::: SUPPLIED MATERIAL
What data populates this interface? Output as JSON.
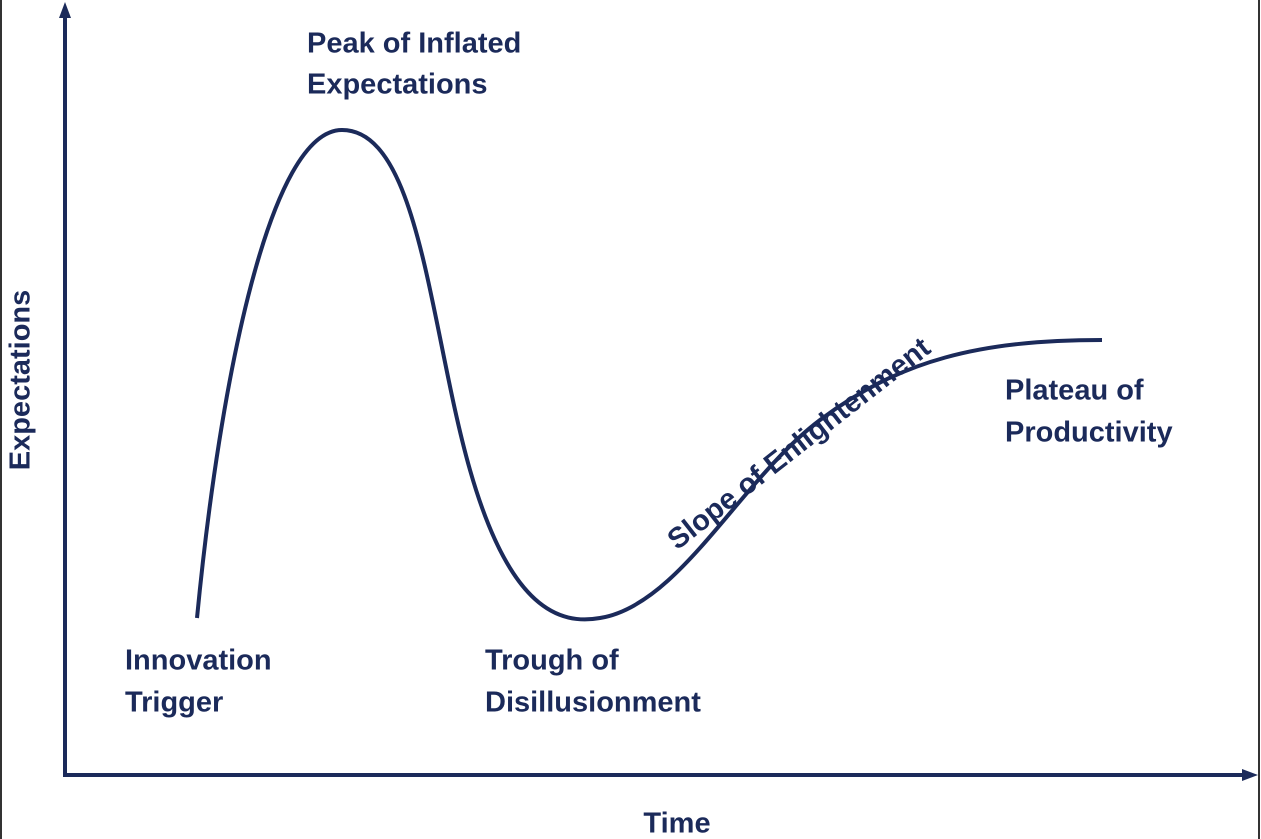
{
  "axes": {
    "x_label": "Time",
    "y_label": "Expectations"
  },
  "phases": [
    {
      "lines": [
        "Innovation",
        "Trigger"
      ]
    },
    {
      "lines": [
        "Peak of Inflated",
        "Expectations"
      ]
    },
    {
      "lines": [
        "Trough of",
        "Disillusionment"
      ]
    },
    {
      "lines": [
        "Slope of Enlightenment"
      ]
    },
    {
      "lines": [
        "Plateau of",
        "Productivity"
      ]
    }
  ]
}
::::::
TASK OBJECTIVE:
All the material shown above is to be copied exactly, with no pictures carried over.

RESPONSE TO THIS TASK:
What data populates this interface? Output as JSON.
{
  "axes": {
    "x_label": "Time",
    "y_label": "Expectations"
  },
  "phases": [
    {
      "lines": [
        "Innovation",
        "Trigger"
      ]
    },
    {
      "lines": [
        "Peak of Inflated",
        "Expectations"
      ]
    },
    {
      "lines": [
        "Trough of",
        "Disillusionment"
      ]
    },
    {
      "lines": [
        "Slope of Enlightenment"
      ]
    },
    {
      "lines": [
        "Plateau of",
        "Productivity"
      ]
    }
  ]
}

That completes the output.